_WHAT NEEDS TO BE DONE_: Quote the whole listing verbatim.

_MATERIAL FOR THE TASK_:
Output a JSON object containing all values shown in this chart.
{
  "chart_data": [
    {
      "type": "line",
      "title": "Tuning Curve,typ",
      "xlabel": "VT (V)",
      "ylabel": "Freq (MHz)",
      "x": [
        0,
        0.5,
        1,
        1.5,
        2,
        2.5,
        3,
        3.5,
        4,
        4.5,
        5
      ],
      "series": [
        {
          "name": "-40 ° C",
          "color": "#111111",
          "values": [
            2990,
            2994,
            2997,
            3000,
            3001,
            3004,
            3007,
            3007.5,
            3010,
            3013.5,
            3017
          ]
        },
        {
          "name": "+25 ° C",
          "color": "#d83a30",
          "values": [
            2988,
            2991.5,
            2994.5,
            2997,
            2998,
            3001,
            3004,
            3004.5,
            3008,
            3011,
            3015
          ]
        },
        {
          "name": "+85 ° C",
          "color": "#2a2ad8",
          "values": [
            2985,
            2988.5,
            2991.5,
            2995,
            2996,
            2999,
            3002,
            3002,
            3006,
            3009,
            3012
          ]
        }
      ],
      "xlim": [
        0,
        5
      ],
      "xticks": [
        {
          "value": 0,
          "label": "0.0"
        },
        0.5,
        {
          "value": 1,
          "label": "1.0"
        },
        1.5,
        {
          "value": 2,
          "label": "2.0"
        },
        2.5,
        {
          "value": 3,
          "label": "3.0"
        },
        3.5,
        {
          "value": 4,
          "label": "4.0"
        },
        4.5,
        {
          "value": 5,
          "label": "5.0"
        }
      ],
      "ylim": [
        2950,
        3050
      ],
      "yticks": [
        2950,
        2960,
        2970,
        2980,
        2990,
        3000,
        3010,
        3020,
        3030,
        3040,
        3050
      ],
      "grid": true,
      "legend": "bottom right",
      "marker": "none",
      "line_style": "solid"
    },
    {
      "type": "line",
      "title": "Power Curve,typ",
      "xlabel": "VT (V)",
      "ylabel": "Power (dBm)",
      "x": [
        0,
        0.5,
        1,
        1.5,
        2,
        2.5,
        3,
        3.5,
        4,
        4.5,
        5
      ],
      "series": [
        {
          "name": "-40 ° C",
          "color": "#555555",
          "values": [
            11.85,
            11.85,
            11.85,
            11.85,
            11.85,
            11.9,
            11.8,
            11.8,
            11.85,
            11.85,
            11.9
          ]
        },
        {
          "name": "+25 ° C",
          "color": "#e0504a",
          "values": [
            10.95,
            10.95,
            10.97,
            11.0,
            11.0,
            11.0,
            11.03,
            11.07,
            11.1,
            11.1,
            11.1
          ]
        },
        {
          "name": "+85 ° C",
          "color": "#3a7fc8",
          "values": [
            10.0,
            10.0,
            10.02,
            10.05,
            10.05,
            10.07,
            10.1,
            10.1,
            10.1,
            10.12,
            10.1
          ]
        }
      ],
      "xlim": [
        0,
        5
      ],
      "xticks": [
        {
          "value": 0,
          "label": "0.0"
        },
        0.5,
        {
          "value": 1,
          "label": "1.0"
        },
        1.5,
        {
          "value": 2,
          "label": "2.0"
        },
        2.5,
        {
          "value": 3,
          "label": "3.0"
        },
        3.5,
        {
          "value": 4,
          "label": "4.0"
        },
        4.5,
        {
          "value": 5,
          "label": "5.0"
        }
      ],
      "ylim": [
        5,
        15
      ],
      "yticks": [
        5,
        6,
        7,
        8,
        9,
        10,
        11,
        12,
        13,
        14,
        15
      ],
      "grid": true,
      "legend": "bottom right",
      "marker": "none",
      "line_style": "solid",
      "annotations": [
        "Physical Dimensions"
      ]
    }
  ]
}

_CORRECT OUTPUT_:
Output a JSON object containing all values shown in this chart.
{
  "chart_data": [
    {
      "type": "line",
      "title": "Tuning Curve,typ",
      "xlabel": "VT (V)",
      "ylabel": "Freq (MHz)",
      "x": [
        0,
        0.5,
        1,
        1.5,
        2,
        2.5,
        3,
        3.5,
        4,
        4.5,
        5
      ],
      "series": [
        {
          "name": "-40 ° C",
          "color": "#111111",
          "values": [
            2990,
            2994,
            2997,
            3000,
            3001,
            3004,
            3007,
            3007.5,
            3010,
            3013.5,
            3017
          ]
        },
        {
          "name": "+25 ° C",
          "color": "#d83a30",
          "values": [
            2988,
            2991.5,
            2994.5,
            2997,
            2998,
            3001,
            3004,
            3004.5,
            3008,
            3011,
            3015
          ]
        },
        {
          "name": "+85 ° C",
          "color": "#2a2ad8",
          "values": [
            2985,
            2988.5,
            2991.5,
            2995,
            2996,
            2999,
            3002,
            3002,
            3006,
            3009,
            3012
          ]
        }
      ],
      "xlim": [
        0,
        5
      ],
      "xticks": [
        {
          "value": 0,
          "label": "0.0"
        },
        0.5,
        {
          "value": 1,
          "label": "1.0"
        },
        1.5,
        {
          "value": 2,
          "label": "2.0"
        },
        2.5,
        {
          "value": 3,
          "label": "3.0"
        },
        3.5,
        {
          "value": 4,
          "label": "4.0"
        },
        4.5,
        {
          "value": 5,
          "label": "5.0"
        }
      ],
      "ylim": [
        2950,
        3050
      ],
      "yticks": [
        2950,
        2960,
        2970,
        2980,
        2990,
        3000,
        3010,
        3020,
        3030,
        3040,
        3050
      ],
      "grid": true,
      "legend": "bottom right",
      "marker": "none",
      "line_style": "solid"
    },
    {
      "type": "line",
      "title": "Power Curve,typ",
      "xlabel": "VT (V)",
      "ylabel": "Power (dBm)",
      "x": [
        0,
        0.5,
        1,
        1.5,
        2,
        2.5,
        3,
        3.5,
        4,
        4.5,
        5
      ],
      "series": [
        {
          "name": "-40 ° C",
          "color": "#555555",
          "values": [
            11.85,
            11.85,
            11.85,
            11.85,
            11.85,
            11.9,
            11.8,
            11.8,
            11.85,
            11.85,
            11.9
          ]
        },
        {
          "name": "+25 ° C",
          "color": "#e0504a",
          "values": [
            10.95,
            10.95,
            10.97,
            11.0,
            11.0,
            11.0,
            11.03,
            11.07,
            11.1,
            11.1,
            11.1
          ]
        },
        {
          "name": "+85 ° C",
          "color": "#3a7fc8",
          "values": [
            10.0,
            10.0,
            10.02,
            10.05,
            10.05,
            10.07,
            10.1,
            10.1,
            10.1,
            10.12,
            10.1
          ]
        }
      ],
      "xlim": [
        0,
        5
      ],
      "xticks": [
        {
          "value": 0,
          "label": "0.0"
        },
        0.5,
        {
          "value": 1,
          "label": "1.0"
        },
        1.5,
        {
          "value": 2,
          "label": "2.0"
        },
        2.5,
        {
          "value": 3,
          "label": "3.0"
        },
        3.5,
        {
          "value": 4,
          "label": "4.0"
        },
        4.5,
        {
          "value": 5,
          "label": "5.0"
        }
      ],
      "ylim": [
        5,
        15
      ],
      "yticks": [
        5,
        6,
        7,
        8,
        9,
        10,
        11,
        12,
        13,
        14,
        15
      ],
      "grid": true,
      "legend": "bottom right",
      "marker": "none",
      "line_style": "solid",
      "annotations": [
        "Physical Dimensions"
      ]
    }
  ]
}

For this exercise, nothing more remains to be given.